[Records about charts and figures]
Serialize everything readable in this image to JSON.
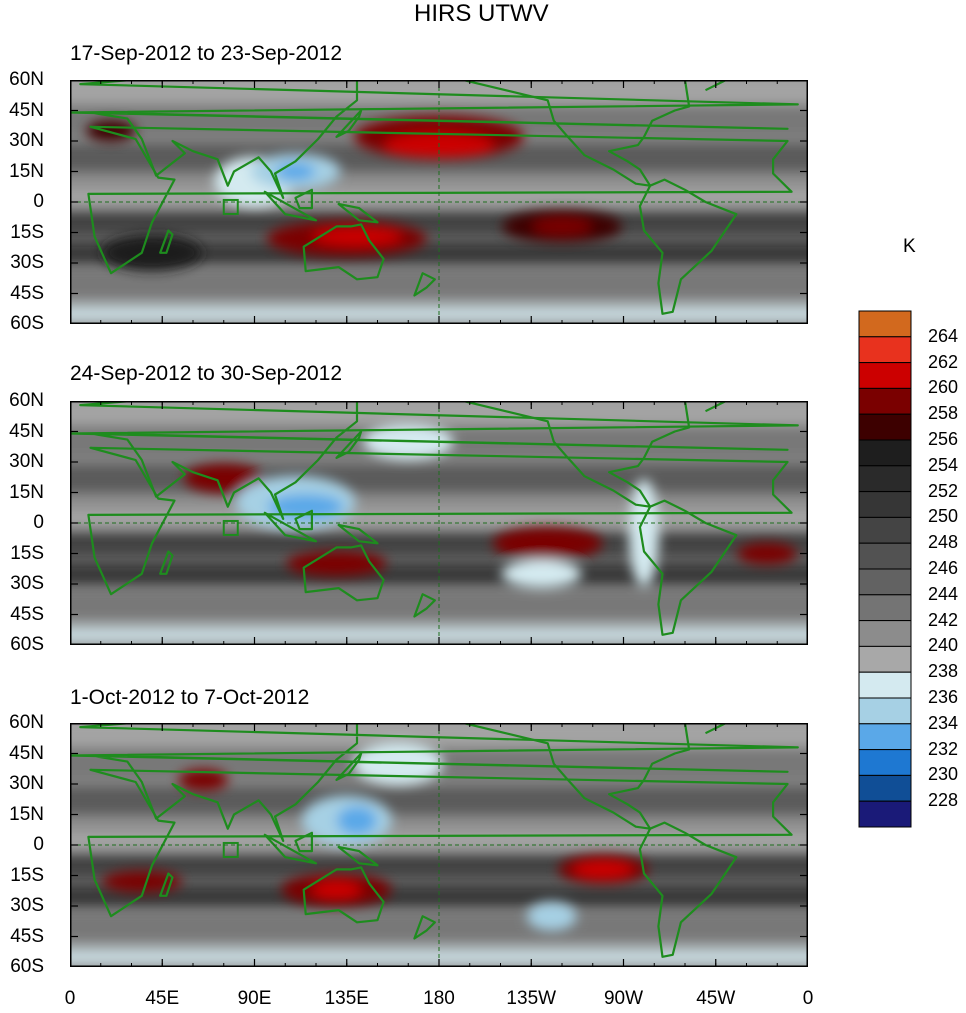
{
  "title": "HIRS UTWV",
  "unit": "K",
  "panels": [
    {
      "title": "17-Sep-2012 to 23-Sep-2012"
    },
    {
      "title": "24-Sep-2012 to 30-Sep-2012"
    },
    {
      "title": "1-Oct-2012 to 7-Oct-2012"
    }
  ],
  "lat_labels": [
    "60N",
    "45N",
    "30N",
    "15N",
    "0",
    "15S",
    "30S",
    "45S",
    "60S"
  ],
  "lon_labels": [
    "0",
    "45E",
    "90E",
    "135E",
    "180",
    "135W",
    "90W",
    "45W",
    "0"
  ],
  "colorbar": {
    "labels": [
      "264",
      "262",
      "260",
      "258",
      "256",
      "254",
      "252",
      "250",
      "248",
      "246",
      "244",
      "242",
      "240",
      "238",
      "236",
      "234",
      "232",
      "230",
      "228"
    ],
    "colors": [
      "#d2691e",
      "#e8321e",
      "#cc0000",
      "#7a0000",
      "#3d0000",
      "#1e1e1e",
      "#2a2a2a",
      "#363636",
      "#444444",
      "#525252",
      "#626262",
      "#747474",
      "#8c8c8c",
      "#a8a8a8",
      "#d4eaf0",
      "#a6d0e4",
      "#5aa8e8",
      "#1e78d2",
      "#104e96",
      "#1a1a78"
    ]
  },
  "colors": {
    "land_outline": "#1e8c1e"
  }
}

## Task instructions
Quote all the records verbatim, dropping any pictures from your copy.

## Task answer
Serialize everything readable in this image to JSON.
{
  "title": "HIRS UTWV",
  "unit": "K",
  "panels": [
    {
      "title": "17-Sep-2012 to 23-Sep-2012"
    },
    {
      "title": "24-Sep-2012 to 30-Sep-2012"
    },
    {
      "title": "1-Oct-2012 to 7-Oct-2012"
    }
  ],
  "lat_labels": [
    "60N",
    "45N",
    "30N",
    "15N",
    "0",
    "15S",
    "30S",
    "45S",
    "60S"
  ],
  "lon_labels": [
    "0",
    "45E",
    "90E",
    "135E",
    "180",
    "135W",
    "90W",
    "45W",
    "0"
  ],
  "colorbar": {
    "labels": [
      "264",
      "262",
      "260",
      "258",
      "256",
      "254",
      "252",
      "250",
      "248",
      "246",
      "244",
      "242",
      "240",
      "238",
      "236",
      "234",
      "232",
      "230",
      "228"
    ],
    "colors": [
      "#d2691e",
      "#e8321e",
      "#cc0000",
      "#7a0000",
      "#3d0000",
      "#1e1e1e",
      "#2a2a2a",
      "#363636",
      "#444444",
      "#525252",
      "#626262",
      "#747474",
      "#8c8c8c",
      "#a8a8a8",
      "#d4eaf0",
      "#a6d0e4",
      "#5aa8e8",
      "#1e78d2",
      "#104e96",
      "#1a1a78"
    ]
  },
  "colors": {
    "land_outline": "#1e8c1e"
  }
}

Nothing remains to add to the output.